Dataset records

-- Start --

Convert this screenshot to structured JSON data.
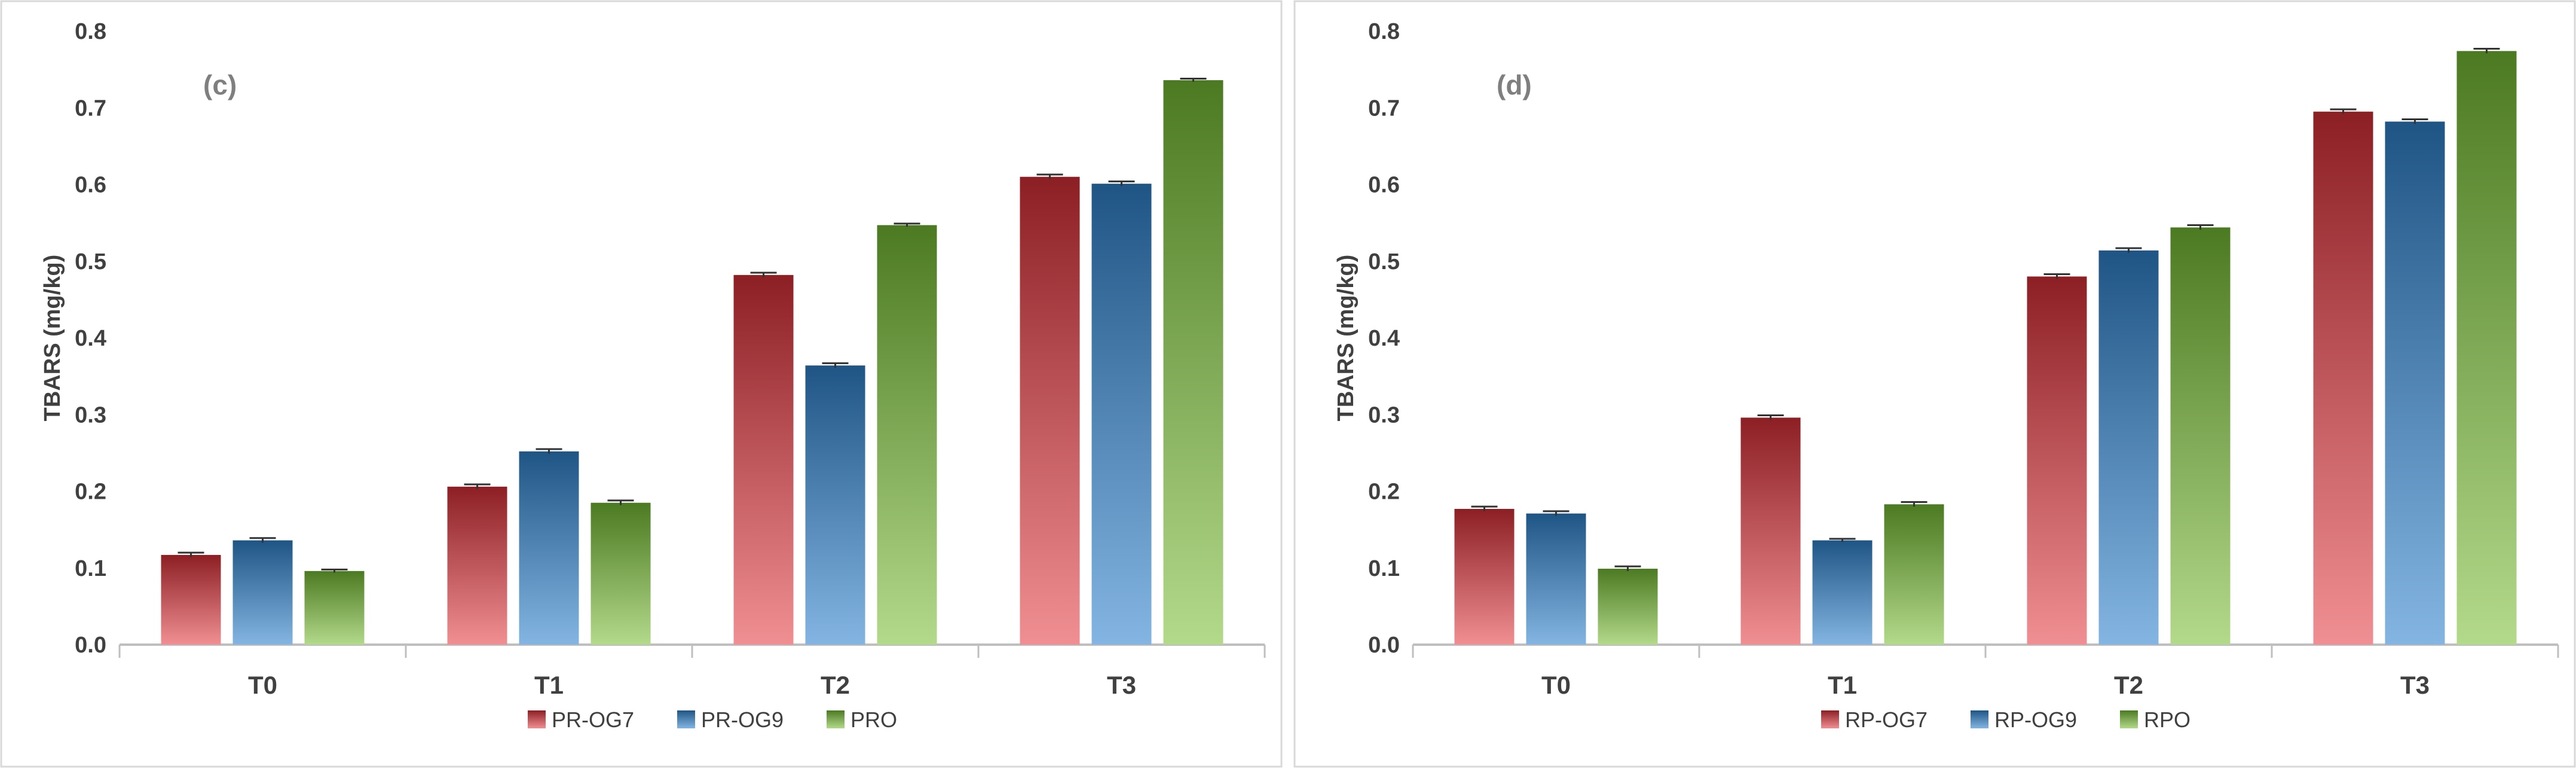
{
  "charts": [
    {
      "panel_label": "(c)",
      "ylabel": "TBARS  (mg/kg)",
      "ylim": [
        0,
        0.8
      ],
      "yticks": [
        "0.0",
        "0.1",
        "0.2",
        "0.3",
        "0.4",
        "0.5",
        "0.6",
        "0.7",
        "0.8"
      ],
      "categories": [
        "T0",
        "T1",
        "T2",
        "T3"
      ],
      "series": [
        {
          "name": "PR-OG7",
          "values": [
            0.117,
            0.206,
            0.482,
            0.61
          ],
          "errors": [
            0.003,
            0.003,
            0.003,
            0.003
          ]
        },
        {
          "name": "PR-OG9",
          "values": [
            0.136,
            0.252,
            0.364,
            0.601
          ],
          "errors": [
            0.003,
            0.003,
            0.003,
            0.003
          ]
        },
        {
          "name": "PRO",
          "values": [
            0.096,
            0.185,
            0.547,
            0.736
          ],
          "errors": [
            0.002,
            0.003,
            0.002,
            0.002
          ]
        }
      ]
    },
    {
      "panel_label": "(d)",
      "ylabel": "TBARS  (mg/kg)",
      "ylim": [
        0,
        0.8
      ],
      "yticks": [
        "0.0",
        "0.1",
        "0.2",
        "0.3",
        "0.4",
        "0.5",
        "0.6",
        "0.7",
        "0.8"
      ],
      "categories": [
        "T0",
        "T1",
        "T2",
        "T3"
      ],
      "series": [
        {
          "name": "RP-OG7",
          "values": [
            0.177,
            0.296,
            0.48,
            0.695
          ],
          "errors": [
            0.003,
            0.003,
            0.003,
            0.003
          ]
        },
        {
          "name": "RP-OG9",
          "values": [
            0.171,
            0.136,
            0.514,
            0.682
          ],
          "errors": [
            0.003,
            0.002,
            0.003,
            0.003
          ]
        },
        {
          "name": "RPO",
          "values": [
            0.099,
            0.183,
            0.544,
            0.774
          ],
          "errors": [
            0.003,
            0.003,
            0.003,
            0.003
          ]
        }
      ]
    }
  ],
  "chart_data": [
    {
      "type": "bar",
      "title": "(c)",
      "xlabel": "",
      "ylabel": "TBARS  (mg/kg)",
      "ylim": [
        0,
        0.8
      ],
      "grid": false,
      "legend": "bottom",
      "categories": [
        "T0",
        "T1",
        "T2",
        "T3"
      ],
      "series": [
        {
          "name": "PR-OG7",
          "values": [
            0.117,
            0.206,
            0.482,
            0.61
          ]
        },
        {
          "name": "PR-OG9",
          "values": [
            0.136,
            0.252,
            0.364,
            0.601
          ]
        },
        {
          "name": "PRO",
          "values": [
            0.096,
            0.185,
            0.547,
            0.736
          ]
        }
      ]
    },
    {
      "type": "bar",
      "title": "(d)",
      "xlabel": "",
      "ylabel": "TBARS  (mg/kg)",
      "ylim": [
        0,
        0.8
      ],
      "grid": false,
      "legend": "bottom",
      "categories": [
        "T0",
        "T1",
        "T2",
        "T3"
      ],
      "series": [
        {
          "name": "RP-OG7",
          "values": [
            0.177,
            0.296,
            0.48,
            0.695
          ]
        },
        {
          "name": "RP-OG9",
          "values": [
            0.171,
            0.136,
            0.514,
            0.682
          ]
        },
        {
          "name": "RPO",
          "values": [
            0.099,
            0.183,
            0.544,
            0.774
          ]
        }
      ]
    }
  ],
  "colors": {
    "red_top": "#8c1f24",
    "red_bottom": "#f08f93",
    "blue_top": "#1f5585",
    "blue_bottom": "#84b5e2",
    "green_top": "#4c7a22",
    "green_bottom": "#b3d98a",
    "axis": "#bfbfbf",
    "text": "#404040",
    "panel_label": "#7f7f7f",
    "border": "#d9d9d9"
  }
}
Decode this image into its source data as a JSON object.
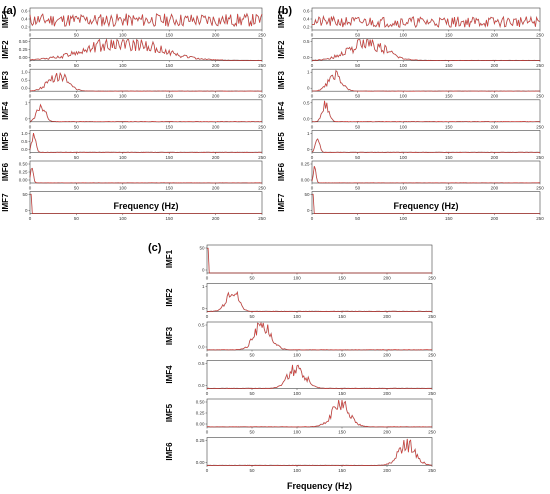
{
  "xlabel": "Frequency (Hz)",
  "colors": {
    "line": "#e3342f",
    "edge": "#262626",
    "axis": "#444444"
  },
  "chart_data": [
    {
      "panel": "(a)",
      "type": "line",
      "xlabel": "Frequency (Hz)",
      "xlim": [
        0,
        250
      ],
      "xticks": [
        "0",
        "50",
        "100",
        "150",
        "200",
        "250"
      ],
      "grid": false,
      "series": [
        {
          "name": "IMF1",
          "yticks": [
            "0.6",
            "0.4",
            "0.2"
          ],
          "ylim": [
            0,
            0.7
          ],
          "shape": "broad",
          "center": 150,
          "width": 200,
          "peak": 0.55,
          "noise": 0.5,
          "seed": 11
        },
        {
          "name": "IMF2",
          "yticks": [
            "0.50",
            "0.25",
            "0.00"
          ],
          "ylim": [
            0,
            0.6
          ],
          "shape": "band",
          "center": 100,
          "width": 55,
          "peak": 0.52,
          "noise": 0.45,
          "seed": 12
        },
        {
          "name": "IMF3",
          "yticks": [
            "1.0",
            "0.5",
            "0.0"
          ],
          "ylim": [
            0,
            1.2
          ],
          "shape": "band",
          "center": 30,
          "width": 14,
          "peak": 0.95,
          "noise": 0.4,
          "seed": 13
        },
        {
          "name": "IMF4",
          "yticks": [
            "1",
            "0"
          ],
          "ylim": [
            0,
            1.4
          ],
          "shape": "band",
          "center": 12,
          "width": 6,
          "peak": 1.1,
          "noise": 0.35,
          "seed": 14
        },
        {
          "name": "IMF5",
          "yticks": [
            "1.0",
            "0.5",
            "0.0"
          ],
          "ylim": [
            0,
            1.2
          ],
          "shape": "band",
          "center": 4,
          "width": 3,
          "peak": 1.0,
          "noise": 0.2,
          "seed": 15
        },
        {
          "name": "IMF6",
          "yticks": [
            "0.50",
            "0.25",
            "0.00"
          ],
          "ylim": [
            0,
            0.6
          ],
          "shape": "band",
          "center": 2,
          "width": 2,
          "peak": 0.5,
          "noise": 0.15,
          "seed": 16
        },
        {
          "name": "IMF7",
          "yticks": [
            "50",
            "0"
          ],
          "ylim": [
            0,
            60
          ],
          "shape": "spike",
          "center": 0,
          "width": 1,
          "peak": 55,
          "noise": 0,
          "seed": 17
        }
      ]
    },
    {
      "panel": "(b)",
      "type": "line",
      "xlabel": "Frequency (Hz)",
      "xlim": [
        0,
        250
      ],
      "xticks": [
        "0",
        "50",
        "100",
        "150",
        "200",
        "250"
      ],
      "grid": false,
      "series": [
        {
          "name": "IMF1",
          "yticks": [
            "0.6",
            "0.4",
            "0.2"
          ],
          "ylim": [
            0,
            0.7
          ],
          "shape": "broad",
          "center": 150,
          "width": 200,
          "peak": 0.45,
          "noise": 0.45,
          "seed": 21
        },
        {
          "name": "IMF2",
          "yticks": [
            "0.5",
            "0.0"
          ],
          "ylim": [
            0,
            0.7
          ],
          "shape": "band",
          "center": 60,
          "width": 28,
          "peak": 0.6,
          "noise": 0.45,
          "seed": 22
        },
        {
          "name": "IMF3",
          "yticks": [
            "1",
            "0"
          ],
          "ylim": [
            0,
            1.3
          ],
          "shape": "band",
          "center": 25,
          "width": 10,
          "peak": 1.0,
          "noise": 0.35,
          "seed": 23
        },
        {
          "name": "IMF4",
          "yticks": [
            "0.5",
            "0.0"
          ],
          "ylim": [
            0,
            0.7
          ],
          "shape": "band",
          "center": 15,
          "width": 5,
          "peak": 0.6,
          "noise": 0.35,
          "seed": 24
        },
        {
          "name": "IMF5",
          "yticks": [
            "1",
            "0"
          ],
          "ylim": [
            0,
            1.3
          ],
          "shape": "band",
          "center": 6,
          "width": 3,
          "peak": 1.0,
          "noise": 0.2,
          "seed": 25
        },
        {
          "name": "IMF6",
          "yticks": [
            "0.25",
            "0.00"
          ],
          "ylim": [
            0,
            0.4
          ],
          "shape": "band",
          "center": 3,
          "width": 2,
          "peak": 0.32,
          "noise": 0.15,
          "seed": 26
        },
        {
          "name": "IMF7",
          "yticks": [
            "50",
            "0"
          ],
          "ylim": [
            0,
            60
          ],
          "shape": "spike",
          "center": 0,
          "width": 1,
          "peak": 55,
          "noise": 0,
          "seed": 27
        }
      ]
    },
    {
      "panel": "(c)",
      "type": "line",
      "xlabel": "Frequency (Hz)",
      "xlim": [
        0,
        250
      ],
      "xticks": [
        "0",
        "50",
        "100",
        "150",
        "200",
        "250"
      ],
      "grid": false,
      "series": [
        {
          "name": "IMF1",
          "yticks": [
            "50",
            "0"
          ],
          "ylim": [
            0,
            60
          ],
          "shape": "spike",
          "center": 0,
          "width": 1,
          "peak": 55,
          "noise": 0,
          "seed": 31
        },
        {
          "name": "IMF2",
          "yticks": [
            "1",
            "0"
          ],
          "ylim": [
            0,
            1.2
          ],
          "shape": "band",
          "center": 28,
          "width": 9,
          "peak": 1.0,
          "noise": 0.35,
          "seed": 32
        },
        {
          "name": "IMF3",
          "yticks": [
            "0.5",
            "0.0"
          ],
          "ylim": [
            0,
            0.7
          ],
          "shape": "band",
          "center": 62,
          "width": 13,
          "peak": 0.6,
          "noise": 0.4,
          "seed": 33
        },
        {
          "name": "IMF4",
          "yticks": [
            "0.5",
            "0.0"
          ],
          "ylim": [
            0,
            0.75
          ],
          "shape": "band",
          "center": 100,
          "width": 13,
          "peak": 0.6,
          "noise": 0.4,
          "seed": 34
        },
        {
          "name": "IMF5",
          "yticks": [
            "0.50",
            "0.25",
            "0.00"
          ],
          "ylim": [
            0,
            0.6
          ],
          "shape": "band",
          "center": 148,
          "width": 14,
          "peak": 0.48,
          "noise": 0.4,
          "seed": 35
        },
        {
          "name": "IMF6",
          "yticks": [
            "0.25",
            "0.00"
          ],
          "ylim": [
            0,
            0.4
          ],
          "shape": "band",
          "center": 222,
          "width": 13,
          "peak": 0.3,
          "noise": 0.4,
          "seed": 36
        }
      ]
    }
  ]
}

-- End --

_Given exercise_: Look through the material above and pick out each line holding the word "this".

_Exercise answer_:
Convert this screenshot to structured JSON data.
Decode this image into its source data as a JSON object.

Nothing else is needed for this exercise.